● DOCUMENT EXCERPT:
Last year in September, I started writing
my first novel, without knowing so. I thought it would be another novella,
something around 20,000 to 30,000 words. Instead, I reached 60,000, making it a
true novel. And the start of a series, too.
I have no problem with writing a male main
character, just as I have no problem with reading a novel centred around a male
lead or with a computer game giving me control over a male character. I’ve
written a lot of novellas about Loki before September last year and all of them
are centred around a male lead, of course. But then I met Jane.
The initial idea to the story which would
become “Secret Keeper”
was born of a little frustration. I had watched “Kingsman - The Secret Service”
(which is a good movie, no doubt) on DVD and again seen a story centred on a
male spy. Even though a woman was there, the real hero work needed to be done by
a man - again. Okay, the villain had a female right hand who did all the actual
killing and stuff, but still… So I decided I could write a little parody on the
genre, creating a female spy who would be just as badass as Mr. Bond and his
colleagues. For about half an hour, she even was Jane Bond, but then I decided
on another name and she ended up being Jane Browne. I liked giving her an
everyday first name and kept that up with her handler and mentor Steven Quinn
as well. From that, the whole idea of how Jane’s division would handle finding
new agents developed.
Jane developed, too, and very quickly. The
moment she and Steven teamed up, things started to happen. Knowing the
characters as well as I do today, I’m no longer surprised. Those two are a
force of nature together.

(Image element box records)
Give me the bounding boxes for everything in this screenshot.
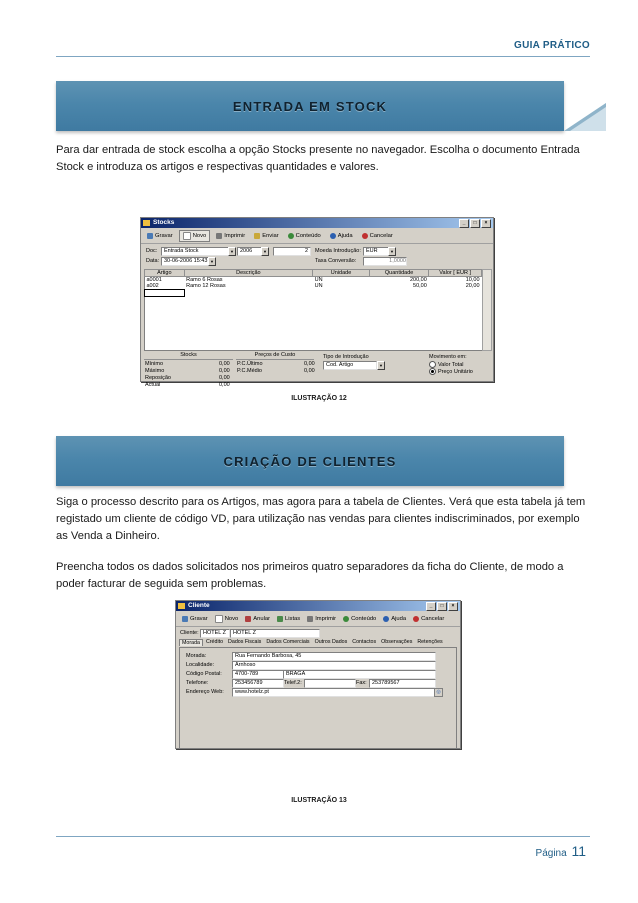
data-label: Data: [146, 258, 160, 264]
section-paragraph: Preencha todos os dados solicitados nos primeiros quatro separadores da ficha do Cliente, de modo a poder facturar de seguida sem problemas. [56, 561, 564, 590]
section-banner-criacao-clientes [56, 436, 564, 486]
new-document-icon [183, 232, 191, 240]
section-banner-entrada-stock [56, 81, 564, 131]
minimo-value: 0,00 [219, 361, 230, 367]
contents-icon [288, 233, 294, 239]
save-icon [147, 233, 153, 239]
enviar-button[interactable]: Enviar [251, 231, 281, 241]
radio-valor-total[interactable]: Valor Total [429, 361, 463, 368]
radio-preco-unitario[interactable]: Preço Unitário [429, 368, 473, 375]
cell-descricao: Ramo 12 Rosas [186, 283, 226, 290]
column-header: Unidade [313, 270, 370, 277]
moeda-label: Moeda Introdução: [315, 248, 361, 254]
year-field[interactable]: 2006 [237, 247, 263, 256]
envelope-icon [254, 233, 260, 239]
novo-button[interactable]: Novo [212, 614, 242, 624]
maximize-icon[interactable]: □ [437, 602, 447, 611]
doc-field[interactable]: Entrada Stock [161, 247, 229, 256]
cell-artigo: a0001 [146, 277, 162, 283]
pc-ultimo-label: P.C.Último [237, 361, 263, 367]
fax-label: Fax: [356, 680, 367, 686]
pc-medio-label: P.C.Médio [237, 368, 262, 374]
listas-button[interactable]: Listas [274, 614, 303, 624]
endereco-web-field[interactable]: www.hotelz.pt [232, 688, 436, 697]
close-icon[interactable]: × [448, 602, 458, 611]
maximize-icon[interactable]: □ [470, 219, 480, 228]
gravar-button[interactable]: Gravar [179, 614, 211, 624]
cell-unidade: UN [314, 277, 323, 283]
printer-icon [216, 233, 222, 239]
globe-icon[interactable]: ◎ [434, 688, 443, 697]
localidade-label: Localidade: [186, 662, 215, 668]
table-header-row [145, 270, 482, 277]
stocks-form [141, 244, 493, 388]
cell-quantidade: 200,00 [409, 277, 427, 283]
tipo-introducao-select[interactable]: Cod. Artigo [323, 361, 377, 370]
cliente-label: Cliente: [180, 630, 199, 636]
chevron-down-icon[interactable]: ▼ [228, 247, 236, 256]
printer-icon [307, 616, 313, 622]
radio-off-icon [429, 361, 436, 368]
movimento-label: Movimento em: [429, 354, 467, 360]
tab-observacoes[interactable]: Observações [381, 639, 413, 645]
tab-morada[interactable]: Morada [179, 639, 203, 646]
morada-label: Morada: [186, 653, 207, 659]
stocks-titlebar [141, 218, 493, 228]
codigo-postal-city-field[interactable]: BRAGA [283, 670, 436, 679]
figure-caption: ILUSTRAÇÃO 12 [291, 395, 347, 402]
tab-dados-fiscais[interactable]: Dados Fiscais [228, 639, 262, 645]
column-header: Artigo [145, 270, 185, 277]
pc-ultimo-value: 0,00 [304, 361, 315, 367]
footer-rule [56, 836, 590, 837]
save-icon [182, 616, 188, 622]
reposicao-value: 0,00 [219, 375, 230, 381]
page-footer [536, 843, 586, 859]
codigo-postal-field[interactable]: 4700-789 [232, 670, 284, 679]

● GIVEN PROBLEM 1: Summarize the passage about writing "Secret Keeper" in two sentences.
● GIVEN PROBLEM 2: Reproduce word for word the part of the passage about writing "Secret Keeper" starting with "(which is a" and going on through "new agents developed.".

● WRITTEN RESPONSE 1: What the writer expected to be another novella of 20,000 to 30,000 words became a 60,000-word novel and the start of a series. The idea arose from frustration after watching "Kingsman - The Secret Service," another story centered on a male spy, which prompted the writer to create Jane Browne, a female spy as formidable as Mr. Bond, along with her handler and mentor Steven Quinn.

● WRITTEN RESPONSE 2:
(which is a good movie, no doubt) on DVD and again seen a story centred on a
male spy. Even though a woman was there, the real hero work needed to be done by
a man - again. Okay, the villain had a female right hand who did all the actual
killing and stuff, but still… So I decided I could write a little parody on the
genre, creating a female spy who would be just as badass as Mr. Bond and his
colleagues. For about half an hour, she even was Jane Bond, but then I decided
on another name and she ended up being Jane Browne. I liked giving her an
everyday first name and kept that up with her handler and mentor Steven Quinn
as well. From that, the whole idea of how Jane’s division would handle finding
new agents developed.